Items from a data source ->
.....
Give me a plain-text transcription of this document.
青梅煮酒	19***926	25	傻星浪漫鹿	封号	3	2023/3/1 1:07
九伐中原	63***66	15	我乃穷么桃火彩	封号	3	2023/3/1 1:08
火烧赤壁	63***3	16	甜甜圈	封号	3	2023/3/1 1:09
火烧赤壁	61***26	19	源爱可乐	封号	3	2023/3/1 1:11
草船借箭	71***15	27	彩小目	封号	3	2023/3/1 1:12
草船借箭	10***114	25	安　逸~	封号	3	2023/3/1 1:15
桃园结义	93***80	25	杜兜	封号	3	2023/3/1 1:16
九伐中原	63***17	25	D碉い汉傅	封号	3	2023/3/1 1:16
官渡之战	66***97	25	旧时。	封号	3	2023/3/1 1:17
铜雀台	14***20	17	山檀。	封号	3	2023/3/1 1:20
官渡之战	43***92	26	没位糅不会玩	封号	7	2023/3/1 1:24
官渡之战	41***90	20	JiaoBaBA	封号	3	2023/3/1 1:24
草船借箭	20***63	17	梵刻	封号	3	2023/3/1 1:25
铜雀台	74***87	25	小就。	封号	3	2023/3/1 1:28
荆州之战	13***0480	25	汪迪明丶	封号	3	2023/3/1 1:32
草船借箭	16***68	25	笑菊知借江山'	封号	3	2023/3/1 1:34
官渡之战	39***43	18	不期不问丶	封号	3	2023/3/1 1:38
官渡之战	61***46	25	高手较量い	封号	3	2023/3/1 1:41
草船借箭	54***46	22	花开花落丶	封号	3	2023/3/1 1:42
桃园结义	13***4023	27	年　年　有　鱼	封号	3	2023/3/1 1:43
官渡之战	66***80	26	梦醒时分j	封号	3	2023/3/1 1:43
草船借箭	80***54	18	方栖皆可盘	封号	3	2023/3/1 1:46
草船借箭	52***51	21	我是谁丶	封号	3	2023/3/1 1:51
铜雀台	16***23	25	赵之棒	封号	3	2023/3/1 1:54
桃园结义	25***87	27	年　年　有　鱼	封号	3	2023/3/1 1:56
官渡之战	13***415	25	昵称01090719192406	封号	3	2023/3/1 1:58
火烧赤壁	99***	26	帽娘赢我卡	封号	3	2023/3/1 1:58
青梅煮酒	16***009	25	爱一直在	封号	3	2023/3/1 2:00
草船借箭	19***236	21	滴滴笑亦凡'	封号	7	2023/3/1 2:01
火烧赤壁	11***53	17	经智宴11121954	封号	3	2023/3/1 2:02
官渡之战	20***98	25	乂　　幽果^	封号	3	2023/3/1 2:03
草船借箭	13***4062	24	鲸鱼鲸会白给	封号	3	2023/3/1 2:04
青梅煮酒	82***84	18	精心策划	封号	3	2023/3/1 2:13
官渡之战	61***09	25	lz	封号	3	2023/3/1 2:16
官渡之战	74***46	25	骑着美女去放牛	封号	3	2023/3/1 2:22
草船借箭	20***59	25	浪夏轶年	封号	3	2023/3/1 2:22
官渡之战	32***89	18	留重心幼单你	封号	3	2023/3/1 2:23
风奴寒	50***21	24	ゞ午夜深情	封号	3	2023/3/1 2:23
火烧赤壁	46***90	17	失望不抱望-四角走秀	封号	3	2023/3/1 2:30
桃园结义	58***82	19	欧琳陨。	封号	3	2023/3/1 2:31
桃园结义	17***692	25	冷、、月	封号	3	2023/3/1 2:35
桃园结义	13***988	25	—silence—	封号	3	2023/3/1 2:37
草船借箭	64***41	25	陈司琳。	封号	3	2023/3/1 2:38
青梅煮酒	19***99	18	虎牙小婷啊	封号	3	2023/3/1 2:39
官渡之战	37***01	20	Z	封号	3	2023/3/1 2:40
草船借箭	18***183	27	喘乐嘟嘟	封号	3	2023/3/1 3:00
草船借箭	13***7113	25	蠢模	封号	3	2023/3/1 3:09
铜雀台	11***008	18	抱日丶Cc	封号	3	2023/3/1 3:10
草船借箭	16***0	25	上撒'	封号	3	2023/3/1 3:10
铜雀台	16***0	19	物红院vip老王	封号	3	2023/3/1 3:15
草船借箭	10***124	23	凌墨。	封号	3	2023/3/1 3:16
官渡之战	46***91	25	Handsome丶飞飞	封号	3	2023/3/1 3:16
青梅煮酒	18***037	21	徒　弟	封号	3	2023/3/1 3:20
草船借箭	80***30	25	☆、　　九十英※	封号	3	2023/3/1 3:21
.....
JOB -> Identify lines with the string "青梅煮酒". Copy each one.

FINAL ANSWER ->
青梅煮酒	19***926	25	傻星浪漫鹿	封号	3	2023/3/1 1:07
青梅煮酒	16***009	25	爱一直在	封号	3	2023/3/1 2:00
青梅煮酒	82***84	18	精心策划	封号	3	2023/3/1 2:13
青梅煮酒	19***99	18	虎牙小婷啊	封号	3	2023/3/1 2:39
青梅煮酒	18***037	21	徒　弟	封号	3	2023/3/1 3:20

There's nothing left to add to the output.